Dataset listings of figures
--------
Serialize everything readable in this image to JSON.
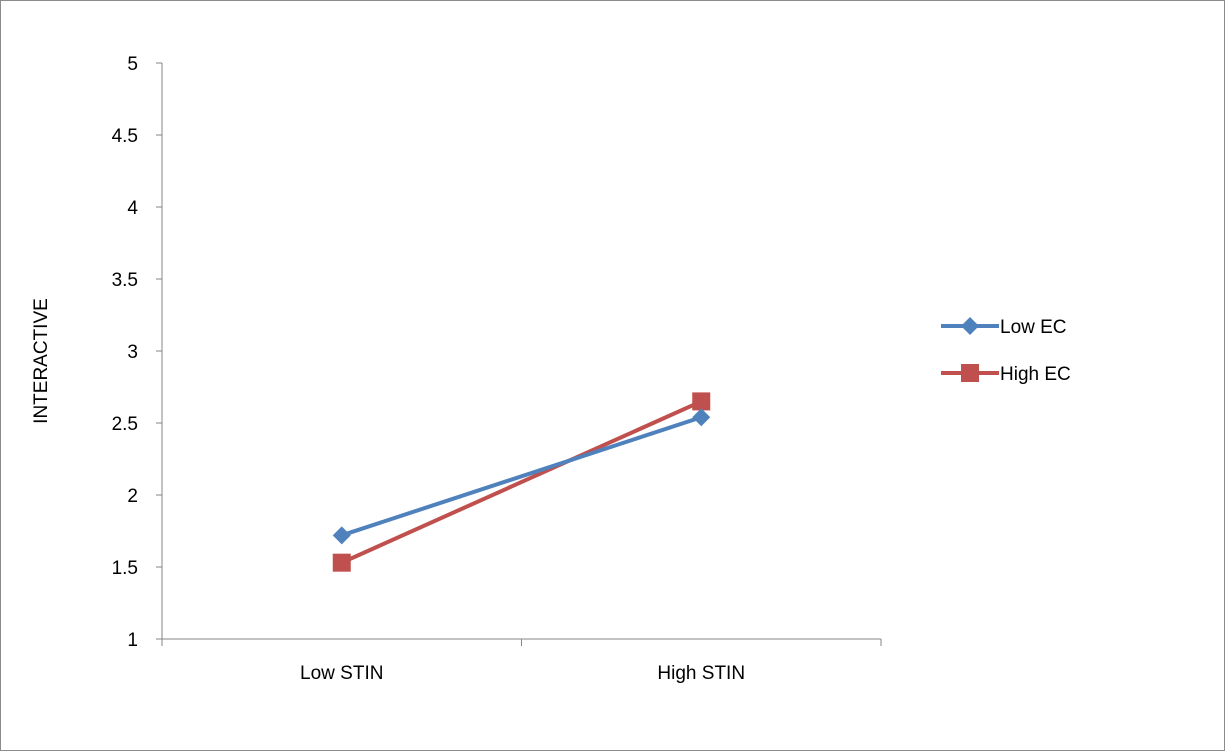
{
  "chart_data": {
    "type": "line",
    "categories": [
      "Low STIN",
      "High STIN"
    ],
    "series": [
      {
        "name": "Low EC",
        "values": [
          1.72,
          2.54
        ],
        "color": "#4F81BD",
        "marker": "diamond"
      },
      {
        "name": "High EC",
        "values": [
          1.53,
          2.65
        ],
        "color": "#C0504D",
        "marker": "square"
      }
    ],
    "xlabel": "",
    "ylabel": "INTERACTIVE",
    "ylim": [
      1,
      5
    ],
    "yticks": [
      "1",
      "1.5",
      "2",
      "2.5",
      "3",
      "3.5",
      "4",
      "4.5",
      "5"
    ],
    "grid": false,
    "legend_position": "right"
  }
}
--------
» What is being asked
Skipping the pictures, transcribe each line above exactly as it appears.

» The response
Serialize everything readable in this image to JSON.
{
  "chart_data": {
    "type": "line",
    "categories": [
      "Low STIN",
      "High STIN"
    ],
    "series": [
      {
        "name": "Low EC",
        "values": [
          1.72,
          2.54
        ],
        "color": "#4F81BD",
        "marker": "diamond"
      },
      {
        "name": "High EC",
        "values": [
          1.53,
          2.65
        ],
        "color": "#C0504D",
        "marker": "square"
      }
    ],
    "xlabel": "",
    "ylabel": "INTERACTIVE",
    "ylim": [
      1,
      5
    ],
    "yticks": [
      "1",
      "1.5",
      "2",
      "2.5",
      "3",
      "3.5",
      "4",
      "4.5",
      "5"
    ],
    "grid": false,
    "legend_position": "right"
  }
}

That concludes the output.